--- Aim of the task ---
Each line below should be reproduced without any alteration.

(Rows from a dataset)
——

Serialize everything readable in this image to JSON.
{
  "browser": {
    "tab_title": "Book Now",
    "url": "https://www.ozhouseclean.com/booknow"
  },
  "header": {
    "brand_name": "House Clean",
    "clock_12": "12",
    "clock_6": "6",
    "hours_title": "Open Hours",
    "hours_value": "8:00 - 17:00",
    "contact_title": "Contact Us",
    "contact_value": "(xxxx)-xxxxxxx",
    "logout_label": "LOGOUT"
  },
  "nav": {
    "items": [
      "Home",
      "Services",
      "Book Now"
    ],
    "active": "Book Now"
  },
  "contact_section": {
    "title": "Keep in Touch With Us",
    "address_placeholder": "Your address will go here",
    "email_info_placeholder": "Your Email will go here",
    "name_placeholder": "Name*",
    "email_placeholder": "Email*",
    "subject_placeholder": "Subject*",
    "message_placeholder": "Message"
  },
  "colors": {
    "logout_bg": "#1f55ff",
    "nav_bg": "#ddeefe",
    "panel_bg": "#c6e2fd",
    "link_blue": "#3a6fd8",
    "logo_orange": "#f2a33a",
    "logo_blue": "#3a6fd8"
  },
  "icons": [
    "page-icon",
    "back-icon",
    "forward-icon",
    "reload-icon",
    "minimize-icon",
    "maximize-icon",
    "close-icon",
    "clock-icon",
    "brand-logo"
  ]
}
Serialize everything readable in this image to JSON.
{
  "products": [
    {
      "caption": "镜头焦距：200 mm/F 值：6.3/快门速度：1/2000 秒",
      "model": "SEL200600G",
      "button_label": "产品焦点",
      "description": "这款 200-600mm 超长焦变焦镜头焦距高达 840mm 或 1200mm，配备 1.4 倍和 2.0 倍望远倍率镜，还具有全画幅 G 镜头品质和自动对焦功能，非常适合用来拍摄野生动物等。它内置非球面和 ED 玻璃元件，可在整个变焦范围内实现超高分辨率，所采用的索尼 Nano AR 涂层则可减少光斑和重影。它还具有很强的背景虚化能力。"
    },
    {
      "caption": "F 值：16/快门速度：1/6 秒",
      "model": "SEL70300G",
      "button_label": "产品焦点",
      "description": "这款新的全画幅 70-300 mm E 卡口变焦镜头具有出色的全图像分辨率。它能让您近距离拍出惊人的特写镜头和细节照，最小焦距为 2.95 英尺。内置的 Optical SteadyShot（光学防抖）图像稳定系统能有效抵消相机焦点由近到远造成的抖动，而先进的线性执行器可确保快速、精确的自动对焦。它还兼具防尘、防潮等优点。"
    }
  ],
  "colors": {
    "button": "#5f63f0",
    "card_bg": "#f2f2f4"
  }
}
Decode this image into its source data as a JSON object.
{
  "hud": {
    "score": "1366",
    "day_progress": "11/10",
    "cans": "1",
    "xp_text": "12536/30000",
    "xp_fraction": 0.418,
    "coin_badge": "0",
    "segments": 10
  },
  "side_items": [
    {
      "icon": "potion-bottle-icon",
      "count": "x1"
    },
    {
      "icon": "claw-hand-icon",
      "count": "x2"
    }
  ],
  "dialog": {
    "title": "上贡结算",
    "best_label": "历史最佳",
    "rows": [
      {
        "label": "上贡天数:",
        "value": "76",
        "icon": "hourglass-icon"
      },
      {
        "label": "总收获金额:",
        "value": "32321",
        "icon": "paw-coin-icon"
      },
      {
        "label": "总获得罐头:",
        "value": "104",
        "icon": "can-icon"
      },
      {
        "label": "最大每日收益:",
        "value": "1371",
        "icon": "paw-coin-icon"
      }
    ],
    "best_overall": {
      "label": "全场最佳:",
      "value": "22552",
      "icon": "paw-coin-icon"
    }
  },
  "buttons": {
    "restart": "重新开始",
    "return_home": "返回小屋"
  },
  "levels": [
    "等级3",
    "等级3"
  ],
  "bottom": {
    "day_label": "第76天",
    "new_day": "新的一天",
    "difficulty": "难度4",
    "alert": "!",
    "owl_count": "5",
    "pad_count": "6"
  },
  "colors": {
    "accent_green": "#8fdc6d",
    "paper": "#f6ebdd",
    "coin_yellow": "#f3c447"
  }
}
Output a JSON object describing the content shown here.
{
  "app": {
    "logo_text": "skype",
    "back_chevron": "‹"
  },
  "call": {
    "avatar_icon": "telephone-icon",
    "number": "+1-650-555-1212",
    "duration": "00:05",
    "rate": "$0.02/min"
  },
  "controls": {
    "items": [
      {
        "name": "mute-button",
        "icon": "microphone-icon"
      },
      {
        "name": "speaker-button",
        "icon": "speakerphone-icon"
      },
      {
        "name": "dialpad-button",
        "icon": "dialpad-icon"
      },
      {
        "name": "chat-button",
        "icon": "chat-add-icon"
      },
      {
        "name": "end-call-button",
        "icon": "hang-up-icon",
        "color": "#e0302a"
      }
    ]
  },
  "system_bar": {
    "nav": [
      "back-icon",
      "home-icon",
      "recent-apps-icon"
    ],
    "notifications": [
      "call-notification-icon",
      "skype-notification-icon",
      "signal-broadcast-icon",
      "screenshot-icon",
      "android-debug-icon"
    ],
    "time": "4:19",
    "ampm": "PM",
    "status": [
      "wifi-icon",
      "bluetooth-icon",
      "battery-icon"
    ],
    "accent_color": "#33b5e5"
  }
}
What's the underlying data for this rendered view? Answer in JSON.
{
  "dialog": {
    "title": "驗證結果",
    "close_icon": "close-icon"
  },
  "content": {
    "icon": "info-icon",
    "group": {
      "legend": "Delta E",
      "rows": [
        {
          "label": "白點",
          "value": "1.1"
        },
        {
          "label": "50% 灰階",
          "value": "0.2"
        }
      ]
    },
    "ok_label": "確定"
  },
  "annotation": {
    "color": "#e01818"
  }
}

——

--- Exercise result ---
Serialize everything readable in this image to JSON.
{
  "browser": {
    "tab_title": "Book Now",
    "url": "https://www.ozhouseclean.com/booknow"
  },
  "header": {
    "brand_name": "House Clean",
    "clock_12": "12",
    "clock_6": "6",
    "hours_title": "Open Hours",
    "hours_value": "8:00 - 17:00",
    "contact_title": "Contact Us",
    "contact_value": "(xxxx)-xxxxxxx",
    "logout_label": "LOGOUT"
  },
  "nav": {
    "items": [
      "Home",
      "Services",
      "Book Now"
    ],
    "active": "Book Now"
  },
  "contact_section": {
    "title": "Keep in Touch With Us",
    "address_placeholder": "Your address will go here",
    "email_info_placeholder": "Your Email will go here",
    "name_placeholder": "Name*",
    "email_placeholder": "Email*",
    "subject_placeholder": "Subject*",
    "message_placeholder": "Message"
  },
  "colors": {
    "logout_bg": "#1f55ff",
    "nav_bg": "#ddeefe",
    "panel_bg": "#c6e2fd",
    "link_blue": "#3a6fd8",
    "logo_orange": "#f2a33a",
    "logo_blue": "#3a6fd8"
  },
  "icons": [
    "page-icon",
    "back-icon",
    "forward-icon",
    "reload-icon",
    "minimize-icon",
    "maximize-icon",
    "close-icon",
    "clock-icon",
    "brand-logo"
  ]
}
Serialize everything readable in this image to JSON.
{
  "products": [
    {
      "caption": "镜头焦距：200 mm/F 值：6.3/快门速度：1/2000 秒",
      "model": "SEL200600G",
      "button_label": "产品焦点",
      "description": "这款 200-600mm 超长焦变焦镜头焦距高达 840mm 或 1200mm，配备 1.4 倍和 2.0 倍望远倍率镜，还具有全画幅 G 镜头品质和自动对焦功能，非常适合用来拍摄野生动物等。它内置非球面和 ED 玻璃元件，可在整个变焦范围内实现超高分辨率，所采用的索尼 Nano AR 涂层则可减少光斑和重影。它还具有很强的背景虚化能力。"
    },
    {
      "caption": "F 值：16/快门速度：1/6 秒",
      "model": "SEL70300G",
      "button_label": "产品焦点",
      "description": "这款新的全画幅 70-300 mm E 卡口变焦镜头具有出色的全图像分辨率。它能让您近距离拍出惊人的特写镜头和细节照，最小焦距为 2.95 英尺。内置的 Optical SteadyShot（光学防抖）图像稳定系统能有效抵消相机焦点由近到远造成的抖动，而先进的线性执行器可确保快速、精确的自动对焦。它还兼具防尘、防潮等优点。"
    }
  ],
  "colors": {
    "button": "#5f63f0",
    "card_bg": "#f2f2f4"
  }
}
Decode this image into its source data as a JSON object.
{
  "hud": {
    "score": "1366",
    "day_progress": "11/10",
    "cans": "1",
    "xp_text": "12536/30000",
    "xp_fraction": 0.418,
    "coin_badge": "0",
    "segments": 10
  },
  "side_items": [
    {
      "icon": "potion-bottle-icon",
      "count": "x1"
    },
    {
      "icon": "claw-hand-icon",
      "count": "x2"
    }
  ],
  "dialog": {
    "title": "上贡结算",
    "best_label": "历史最佳",
    "rows": [
      {
        "label": "上贡天数:",
        "value": "76",
        "icon": "hourglass-icon"
      },
      {
        "label": "总收获金额:",
        "value": "32321",
        "icon": "paw-coin-icon"
      },
      {
        "label": "总获得罐头:",
        "value": "104",
        "icon": "can-icon"
      },
      {
        "label": "最大每日收益:",
        "value": "1371",
        "icon": "paw-coin-icon"
      }
    ],
    "best_overall": {
      "label": "全场最佳:",
      "value": "22552",
      "icon": "paw-coin-icon"
    }
  },
  "buttons": {
    "restart": "重新开始",
    "return_home": "返回小屋"
  },
  "levels": [
    "等级3",
    "等级3"
  ],
  "bottom": {
    "day_label": "第76天",
    "new_day": "新的一天",
    "difficulty": "难度4",
    "alert": "!",
    "owl_count": "5",
    "pad_count": "6"
  },
  "colors": {
    "accent_green": "#8fdc6d",
    "paper": "#f6ebdd",
    "coin_yellow": "#f3c447"
  }
}
Output a JSON object describing the content shown here.
{
  "app": {
    "logo_text": "skype",
    "back_chevron": "‹"
  },
  "call": {
    "avatar_icon": "telephone-icon",
    "number": "+1-650-555-1212",
    "duration": "00:05",
    "rate": "$0.02/min"
  },
  "controls": {
    "items": [
      {
        "name": "mute-button",
        "icon": "microphone-icon"
      },
      {
        "name": "speaker-button",
        "icon": "speakerphone-icon"
      },
      {
        "name": "dialpad-button",
        "icon": "dialpad-icon"
      },
      {
        "name": "chat-button",
        "icon": "chat-add-icon"
      },
      {
        "name": "end-call-button",
        "icon": "hang-up-icon",
        "color": "#e0302a"
      }
    ]
  },
  "system_bar": {
    "nav": [
      "back-icon",
      "home-icon",
      "recent-apps-icon"
    ],
    "notifications": [
      "call-notification-icon",
      "skype-notification-icon",
      "signal-broadcast-icon",
      "screenshot-icon",
      "android-debug-icon"
    ],
    "time": "4:19",
    "ampm": "PM",
    "status": [
      "wifi-icon",
      "bluetooth-icon",
      "battery-icon"
    ],
    "accent_color": "#33b5e5"
  }
}
What's the underlying data for this rendered view? Answer in JSON.
{
  "dialog": {
    "title": "驗證結果",
    "close_icon": "close-icon"
  },
  "content": {
    "icon": "info-icon",
    "group": {
      "legend": "Delta E",
      "rows": [
        {
          "label": "白點",
          "value": "1.1"
        },
        {
          "label": "50% 灰階",
          "value": "0.2"
        }
      ]
    },
    "ok_label": "確定"
  },
  "annotation": {
    "color": "#e01818"
  }
}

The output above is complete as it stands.